_Given records_
◆ ◆ ◆ ◆ ◆

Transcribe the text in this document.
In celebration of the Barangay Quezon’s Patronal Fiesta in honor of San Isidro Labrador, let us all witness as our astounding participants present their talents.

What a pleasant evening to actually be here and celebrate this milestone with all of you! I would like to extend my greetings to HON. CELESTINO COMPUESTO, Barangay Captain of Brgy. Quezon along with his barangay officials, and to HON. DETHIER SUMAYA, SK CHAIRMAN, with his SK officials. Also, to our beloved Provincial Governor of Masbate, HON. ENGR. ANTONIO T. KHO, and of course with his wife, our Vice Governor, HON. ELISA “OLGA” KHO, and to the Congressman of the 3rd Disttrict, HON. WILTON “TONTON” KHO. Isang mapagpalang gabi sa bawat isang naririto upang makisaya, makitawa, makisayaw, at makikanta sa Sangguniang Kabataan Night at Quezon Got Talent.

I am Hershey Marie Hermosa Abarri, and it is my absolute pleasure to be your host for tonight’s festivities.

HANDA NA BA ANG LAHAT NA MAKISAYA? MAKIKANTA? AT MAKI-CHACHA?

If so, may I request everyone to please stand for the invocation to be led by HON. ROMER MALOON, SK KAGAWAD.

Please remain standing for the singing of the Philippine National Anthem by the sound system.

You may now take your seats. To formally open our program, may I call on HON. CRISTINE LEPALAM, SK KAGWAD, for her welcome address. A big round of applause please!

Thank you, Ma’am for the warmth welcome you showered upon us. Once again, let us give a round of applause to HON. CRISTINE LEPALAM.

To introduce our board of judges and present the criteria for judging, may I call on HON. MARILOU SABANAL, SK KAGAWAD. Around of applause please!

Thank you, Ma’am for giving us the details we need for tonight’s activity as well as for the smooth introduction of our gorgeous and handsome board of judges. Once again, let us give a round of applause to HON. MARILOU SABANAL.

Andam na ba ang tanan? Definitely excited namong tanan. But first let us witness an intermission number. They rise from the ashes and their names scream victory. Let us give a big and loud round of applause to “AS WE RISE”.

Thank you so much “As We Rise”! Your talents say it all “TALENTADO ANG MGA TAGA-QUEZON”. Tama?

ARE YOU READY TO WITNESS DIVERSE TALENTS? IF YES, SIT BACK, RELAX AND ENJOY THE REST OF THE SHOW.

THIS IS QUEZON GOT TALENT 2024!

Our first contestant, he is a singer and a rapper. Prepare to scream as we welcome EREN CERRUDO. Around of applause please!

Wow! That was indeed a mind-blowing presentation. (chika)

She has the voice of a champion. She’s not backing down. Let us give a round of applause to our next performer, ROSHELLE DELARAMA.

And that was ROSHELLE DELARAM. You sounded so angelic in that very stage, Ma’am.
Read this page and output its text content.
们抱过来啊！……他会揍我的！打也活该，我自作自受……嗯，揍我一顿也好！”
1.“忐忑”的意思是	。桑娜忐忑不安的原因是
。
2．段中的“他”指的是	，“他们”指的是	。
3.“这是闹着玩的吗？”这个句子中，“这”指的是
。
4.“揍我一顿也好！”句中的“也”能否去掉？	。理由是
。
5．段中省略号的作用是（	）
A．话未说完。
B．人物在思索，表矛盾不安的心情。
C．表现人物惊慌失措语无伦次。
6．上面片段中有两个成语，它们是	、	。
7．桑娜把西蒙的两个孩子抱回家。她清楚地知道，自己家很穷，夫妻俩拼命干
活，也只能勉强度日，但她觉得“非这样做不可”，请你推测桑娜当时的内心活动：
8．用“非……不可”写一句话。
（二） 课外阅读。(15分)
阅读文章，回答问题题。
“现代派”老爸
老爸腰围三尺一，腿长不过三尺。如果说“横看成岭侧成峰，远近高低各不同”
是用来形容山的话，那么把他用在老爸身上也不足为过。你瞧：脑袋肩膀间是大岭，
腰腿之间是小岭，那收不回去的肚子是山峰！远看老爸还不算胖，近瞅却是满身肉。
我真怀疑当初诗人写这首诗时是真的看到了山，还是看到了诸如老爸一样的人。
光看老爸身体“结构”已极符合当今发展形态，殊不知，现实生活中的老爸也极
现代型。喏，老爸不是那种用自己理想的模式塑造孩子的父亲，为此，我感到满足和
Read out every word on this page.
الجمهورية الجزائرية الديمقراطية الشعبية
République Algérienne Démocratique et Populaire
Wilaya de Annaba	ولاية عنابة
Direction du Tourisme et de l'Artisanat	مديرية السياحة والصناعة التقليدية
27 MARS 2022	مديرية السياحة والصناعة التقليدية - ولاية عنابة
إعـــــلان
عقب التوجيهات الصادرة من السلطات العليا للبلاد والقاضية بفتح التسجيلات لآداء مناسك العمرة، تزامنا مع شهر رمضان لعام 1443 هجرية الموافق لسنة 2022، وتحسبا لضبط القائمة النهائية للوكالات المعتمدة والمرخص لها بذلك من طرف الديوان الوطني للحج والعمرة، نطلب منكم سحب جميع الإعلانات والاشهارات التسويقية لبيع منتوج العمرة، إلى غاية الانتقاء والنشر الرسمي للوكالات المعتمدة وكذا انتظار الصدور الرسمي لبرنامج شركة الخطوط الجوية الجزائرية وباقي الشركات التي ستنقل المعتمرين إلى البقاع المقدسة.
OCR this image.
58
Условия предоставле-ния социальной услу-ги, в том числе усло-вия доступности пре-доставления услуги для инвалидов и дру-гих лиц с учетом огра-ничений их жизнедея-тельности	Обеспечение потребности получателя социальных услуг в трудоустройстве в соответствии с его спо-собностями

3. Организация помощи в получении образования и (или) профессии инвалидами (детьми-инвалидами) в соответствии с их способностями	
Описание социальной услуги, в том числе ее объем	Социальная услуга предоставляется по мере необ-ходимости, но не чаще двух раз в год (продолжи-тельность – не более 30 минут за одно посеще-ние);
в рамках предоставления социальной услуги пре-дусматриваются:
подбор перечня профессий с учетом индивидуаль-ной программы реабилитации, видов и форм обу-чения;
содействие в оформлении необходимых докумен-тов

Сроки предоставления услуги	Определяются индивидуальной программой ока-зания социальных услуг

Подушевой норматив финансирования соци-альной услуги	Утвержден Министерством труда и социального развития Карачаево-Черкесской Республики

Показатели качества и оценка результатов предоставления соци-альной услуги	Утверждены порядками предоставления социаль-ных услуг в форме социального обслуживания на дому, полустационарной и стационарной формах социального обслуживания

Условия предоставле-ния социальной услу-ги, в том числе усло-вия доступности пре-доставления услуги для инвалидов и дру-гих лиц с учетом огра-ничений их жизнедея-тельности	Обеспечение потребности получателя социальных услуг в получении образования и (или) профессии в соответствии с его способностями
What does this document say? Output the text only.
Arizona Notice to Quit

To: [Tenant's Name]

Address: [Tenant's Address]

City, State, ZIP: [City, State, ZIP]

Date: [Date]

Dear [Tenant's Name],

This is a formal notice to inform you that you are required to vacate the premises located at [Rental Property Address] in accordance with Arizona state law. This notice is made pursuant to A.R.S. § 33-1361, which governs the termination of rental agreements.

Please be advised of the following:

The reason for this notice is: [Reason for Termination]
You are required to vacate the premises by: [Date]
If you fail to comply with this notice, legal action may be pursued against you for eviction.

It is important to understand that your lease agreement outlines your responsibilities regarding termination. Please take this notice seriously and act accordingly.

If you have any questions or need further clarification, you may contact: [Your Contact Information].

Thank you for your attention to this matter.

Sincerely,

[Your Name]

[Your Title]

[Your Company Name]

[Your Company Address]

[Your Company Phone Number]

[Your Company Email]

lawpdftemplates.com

◆ ◆ ◆ ◆ ◆

_To do_
All of the material above needs to be retyped word for word.

_Exercise answer_
Transcribe the text in this document.
In celebration of the Barangay Quezon’s Patronal Fiesta in honor of San Isidro Labrador, let us all witness as our astounding participants present their talents.

What a pleasant evening to actually be here and celebrate this milestone with all of you! I would like to extend my greetings to HON. CELESTINO COMPUESTO, Barangay Captain of Brgy. Quezon along with his barangay officials, and to HON. DETHIER SUMAYA, SK CHAIRMAN, with his SK officials. Also, to our beloved Provincial Governor of Masbate, HON. ENGR. ANTONIO T. KHO, and of course with his wife, our Vice Governor, HON. ELISA “OLGA” KHO, and to the Congressman of the 3rd Disttrict, HON. WILTON “TONTON” KHO. Isang mapagpalang gabi sa bawat isang naririto upang makisaya, makitawa, makisayaw, at makikanta sa Sangguniang Kabataan Night at Quezon Got Talent.

I am Hershey Marie Hermosa Abarri, and it is my absolute pleasure to be your host for tonight’s festivities.

HANDA NA BA ANG LAHAT NA MAKISAYA? MAKIKANTA? AT MAKI-CHACHA?

If so, may I request everyone to please stand for the invocation to be led by HON. ROMER MALOON, SK KAGAWAD.

Please remain standing for the singing of the Philippine National Anthem by the sound system.

You may now take your seats. To formally open our program, may I call on HON. CRISTINE LEPALAM, SK KAGWAD, for her welcome address. A big round of applause please!

Thank you, Ma’am for the warmth welcome you showered upon us. Once again, let us give a round of applause to HON. CRISTINE LEPALAM.

To introduce our board of judges and present the criteria for judging, may I call on HON. MARILOU SABANAL, SK KAGAWAD. Around of applause please!

Thank you, Ma’am for giving us the details we need for tonight’s activity as well as for the smooth introduction of our gorgeous and handsome board of judges. Once again, let us give a round of applause to HON. MARILOU SABANAL.

Andam na ba ang tanan? Definitely excited namong tanan. But first let us witness an intermission number. They rise from the ashes and their names scream victory. Let us give a big and loud round of applause to “AS WE RISE”.

Thank you so much “As We Rise”! Your talents say it all “TALENTADO ANG MGA TAGA-QUEZON”. Tama?

ARE YOU READY TO WITNESS DIVERSE TALENTS? IF YES, SIT BACK, RELAX AND ENJOY THE REST OF THE SHOW.

THIS IS QUEZON GOT TALENT 2024!

Our first contestant, he is a singer and a rapper. Prepare to scream as we welcome EREN CERRUDO. Around of applause please!

Wow! That was indeed a mind-blowing presentation. (chika)

She has the voice of a champion. She’s not backing down. Let us give a round of applause to our next performer, ROSHELLE DELARAMA.

And that was ROSHELLE DELARAM. You sounded so angelic in that very stage, Ma’am.
Read this page and output its text content.
们抱过来啊！……他会揍我的！打也活该，我自作自受……嗯，揍我一顿也好！”
1.“忐忑”的意思是	。桑娜忐忑不安的原因是
。
2．段中的“他”指的是	，“他们”指的是	。
3.“这是闹着玩的吗？”这个句子中，“这”指的是
。
4.“揍我一顿也好！”句中的“也”能否去掉？	。理由是
。
5．段中省略号的作用是（	）
A．话未说完。
B．人物在思索，表矛盾不安的心情。
C．表现人物惊慌失措语无伦次。
6．上面片段中有两个成语，它们是	、	。
7．桑娜把西蒙的两个孩子抱回家。她清楚地知道，自己家很穷，夫妻俩拼命干
活，也只能勉强度日，但她觉得“非这样做不可”，请你推测桑娜当时的内心活动：
8．用“非……不可”写一句话。
（二） 课外阅读。(15分)
阅读文章，回答问题题。
“现代派”老爸
老爸腰围三尺一，腿长不过三尺。如果说“横看成岭侧成峰，远近高低各不同”
是用来形容山的话，那么把他用在老爸身上也不足为过。你瞧：脑袋肩膀间是大岭，
腰腿之间是小岭，那收不回去的肚子是山峰！远看老爸还不算胖，近瞅却是满身肉。
我真怀疑当初诗人写这首诗时是真的看到了山，还是看到了诸如老爸一样的人。
光看老爸身体“结构”已极符合当今发展形态，殊不知，现实生活中的老爸也极
现代型。喏，老爸不是那种用自己理想的模式塑造孩子的父亲，为此，我感到满足和
Read out every word on this page.
الجمهورية الجزائرية الديمقراطية الشعبية
République Algérienne Démocratique et Populaire
Wilaya de Annaba	ولاية عنابة
Direction du Tourisme et de l'Artisanat	مديرية السياحة والصناعة التقليدية
27 MARS 2022	مديرية السياحة والصناعة التقليدية - ولاية عنابة
إعـــــلان
عقب التوجيهات الصادرة من السلطات العليا للبلاد والقاضية بفتح التسجيلات لآداء مناسك العمرة، تزامنا مع شهر رمضان لعام 1443 هجرية الموافق لسنة 2022، وتحسبا لضبط القائمة النهائية للوكالات المعتمدة والمرخص لها بذلك من طرف الديوان الوطني للحج والعمرة، نطلب منكم سحب جميع الإعلانات والاشهارات التسويقية لبيع منتوج العمرة، إلى غاية الانتقاء والنشر الرسمي للوكالات المعتمدة وكذا انتظار الصدور الرسمي لبرنامج شركة الخطوط الجوية الجزائرية وباقي الشركات التي ستنقل المعتمرين إلى البقاع المقدسة.
OCR this image.
58
Условия предоставле-ния социальной услу-ги, в том числе усло-вия доступности пре-доставления услуги для инвалидов и дру-гих лиц с учетом огра-ничений их жизнедея-тельности	Обеспечение потребности получателя социальных услуг в трудоустройстве в соответствии с его спо-собностями

3. Организация помощи в получении образования и (или) профессии инвалидами (детьми-инвалидами) в соответствии с их способностями	
Описание социальной услуги, в том числе ее объем	Социальная услуга предоставляется по мере необ-ходимости, но не чаще двух раз в год (продолжи-тельность – не более 30 минут за одно посеще-ние);
в рамках предоставления социальной услуги пре-дусматриваются:
подбор перечня профессий с учетом индивидуаль-ной программы реабилитации, видов и форм обу-чения;
содействие в оформлении необходимых докумен-тов

Сроки предоставления услуги	Определяются индивидуальной программой ока-зания социальных услуг

Подушевой норматив финансирования соци-альной услуги	Утвержден Министерством труда и социального развития Карачаево-Черкесской Республики

Показатели качества и оценка результатов предоставления соци-альной услуги	Утверждены порядками предоставления социаль-ных услуг в форме социального обслуживания на дому, полустационарной и стационарной формах социального обслуживания

Условия предоставле-ния социальной услу-ги, в том числе усло-вия доступности пре-доставления услуги для инвалидов и дру-гих лиц с учетом огра-ничений их жизнедея-тельности	Обеспечение потребности получателя социальных услуг в получении образования и (или) профессии в соответствии с его способностями
What does this document say? Output the text only.
Arizona Notice to Quit

To: [Tenant's Name]

Address: [Tenant's Address]

City, State, ZIP: [City, State, ZIP]

Date: [Date]

Dear [Tenant's Name],

This is a formal notice to inform you that you are required to vacate the premises located at [Rental Property Address] in accordance with Arizona state law. This notice is made pursuant to A.R.S. § 33-1361, which governs the termination of rental agreements.

Please be advised of the following:

The reason for this notice is: [Reason for Termination]
You are required to vacate the premises by: [Date]
If you fail to comply with this notice, legal action may be pursued against you for eviction.

It is important to understand that your lease agreement outlines your responsibilities regarding termination. Please take this notice seriously and act accordingly.

If you have any questions or need further clarification, you may contact: [Your Contact Information].

Thank you for your attention to this matter.

Sincerely,

[Your Name]

[Your Title]

[Your Company Name]

[Your Company Address]

[Your Company Phone Number]

[Your Company Email]

lawpdftemplates.com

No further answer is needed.